- [PROBLEM]:
Give nothing except the number of lines containing the word "controlling".

- [EXCERPTED DATA]:

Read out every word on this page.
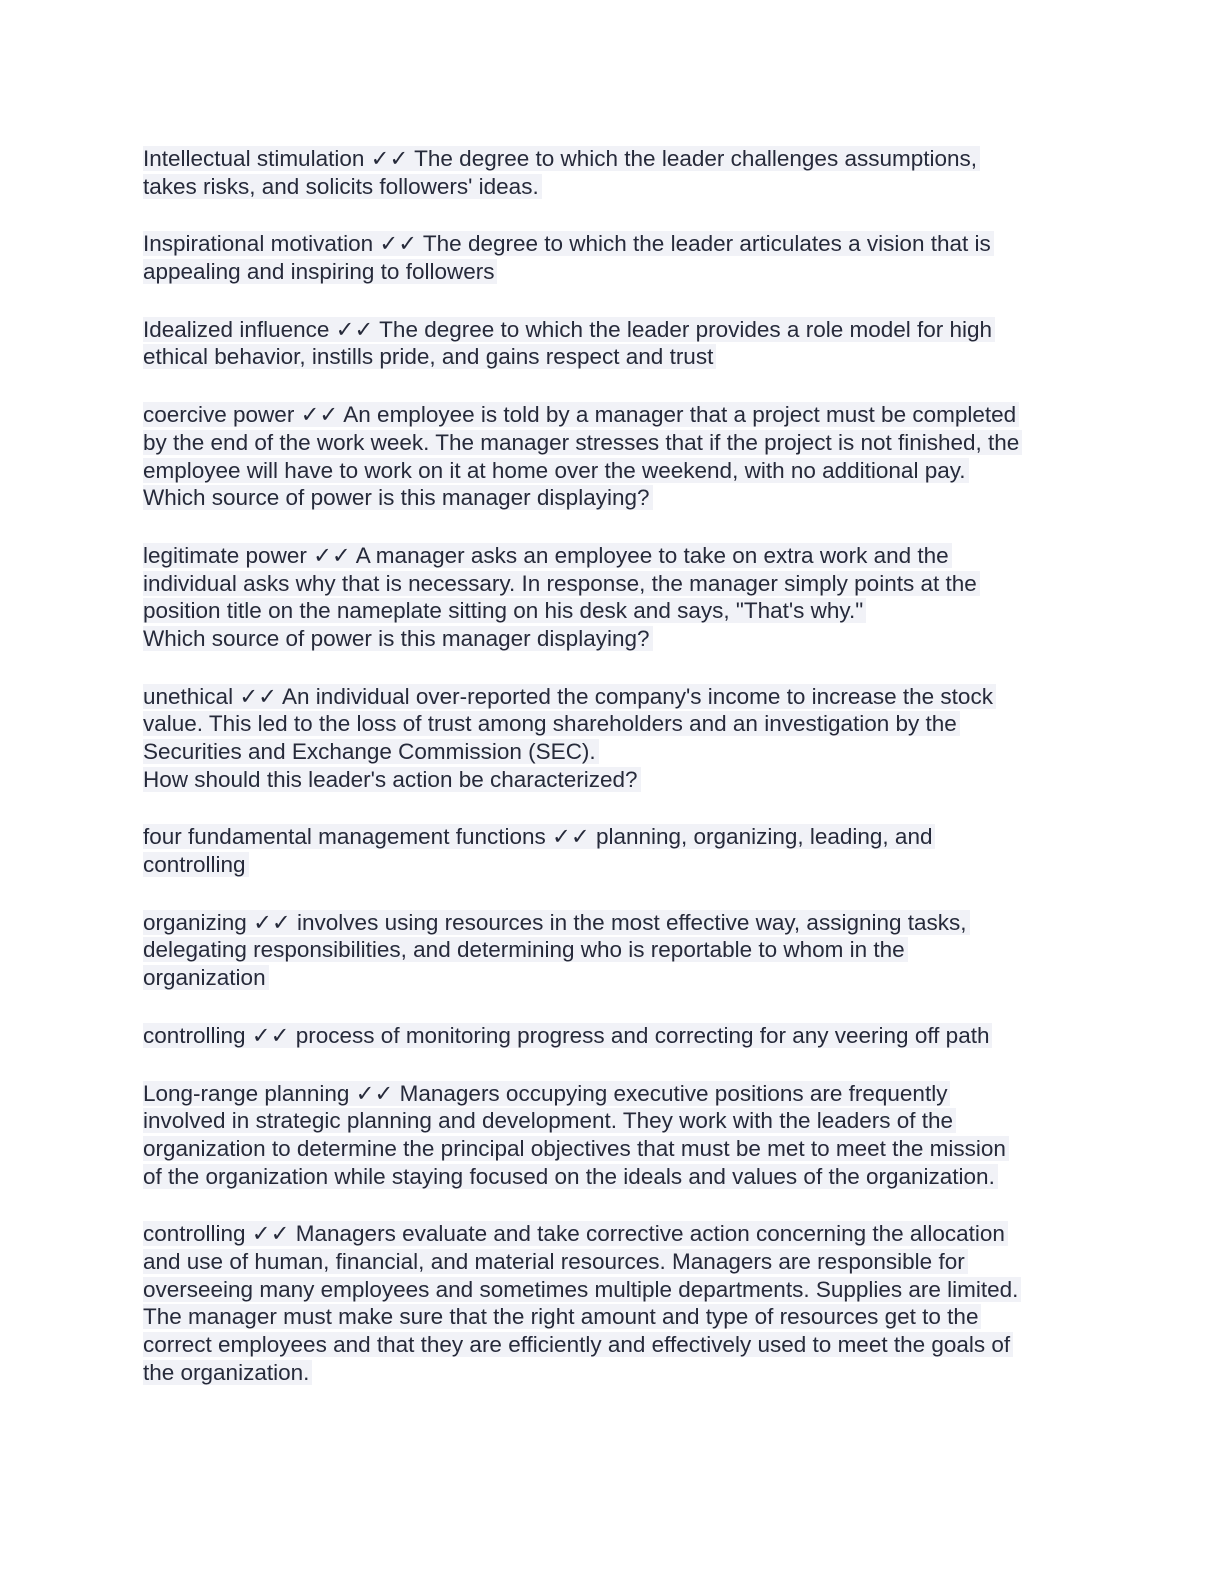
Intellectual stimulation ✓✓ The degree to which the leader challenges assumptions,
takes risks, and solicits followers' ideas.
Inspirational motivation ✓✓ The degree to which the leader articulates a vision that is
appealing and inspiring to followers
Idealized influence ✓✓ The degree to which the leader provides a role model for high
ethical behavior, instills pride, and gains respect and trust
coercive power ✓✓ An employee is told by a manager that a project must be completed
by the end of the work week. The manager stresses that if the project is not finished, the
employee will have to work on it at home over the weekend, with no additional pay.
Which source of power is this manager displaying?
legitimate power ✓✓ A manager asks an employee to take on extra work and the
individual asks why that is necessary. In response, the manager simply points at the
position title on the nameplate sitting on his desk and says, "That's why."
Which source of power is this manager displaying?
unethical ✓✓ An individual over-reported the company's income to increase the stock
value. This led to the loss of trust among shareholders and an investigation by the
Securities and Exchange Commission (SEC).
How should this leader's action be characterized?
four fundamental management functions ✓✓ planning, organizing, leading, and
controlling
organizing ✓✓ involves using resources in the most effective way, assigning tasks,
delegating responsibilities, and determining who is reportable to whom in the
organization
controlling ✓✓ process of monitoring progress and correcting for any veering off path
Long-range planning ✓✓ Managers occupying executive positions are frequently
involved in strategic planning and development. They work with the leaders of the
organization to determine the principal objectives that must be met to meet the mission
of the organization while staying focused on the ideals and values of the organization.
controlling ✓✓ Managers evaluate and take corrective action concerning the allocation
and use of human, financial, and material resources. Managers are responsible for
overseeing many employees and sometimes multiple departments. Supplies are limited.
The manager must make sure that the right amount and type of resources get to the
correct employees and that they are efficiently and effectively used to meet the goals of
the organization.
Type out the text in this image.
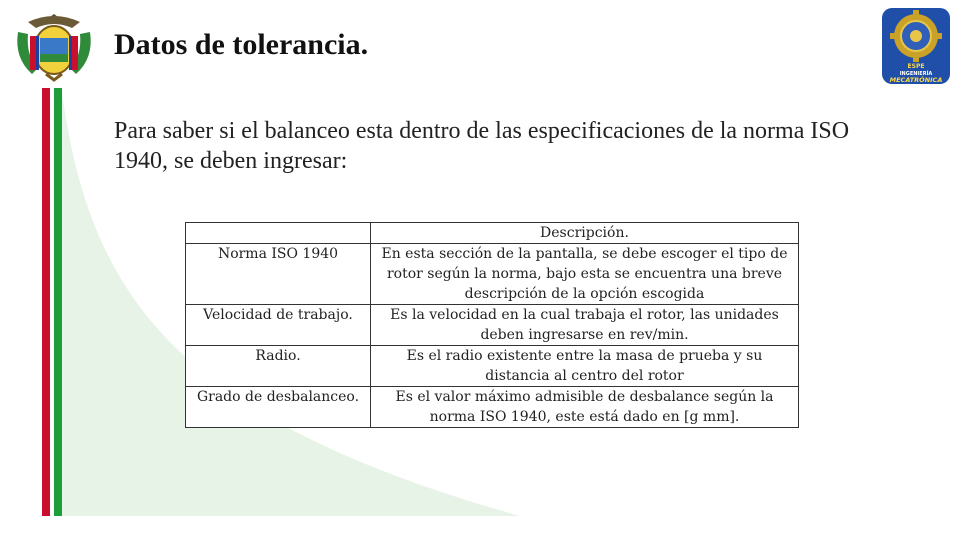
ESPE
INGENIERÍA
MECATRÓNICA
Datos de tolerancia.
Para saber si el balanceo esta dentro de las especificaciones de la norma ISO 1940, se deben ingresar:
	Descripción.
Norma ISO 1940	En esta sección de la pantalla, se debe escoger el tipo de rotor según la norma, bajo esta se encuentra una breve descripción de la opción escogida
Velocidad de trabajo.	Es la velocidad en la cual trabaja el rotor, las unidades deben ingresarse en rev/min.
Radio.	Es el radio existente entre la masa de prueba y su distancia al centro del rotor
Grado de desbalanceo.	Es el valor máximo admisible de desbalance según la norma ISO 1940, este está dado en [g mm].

- [SOLUTION TO THE EXERCISE]:
3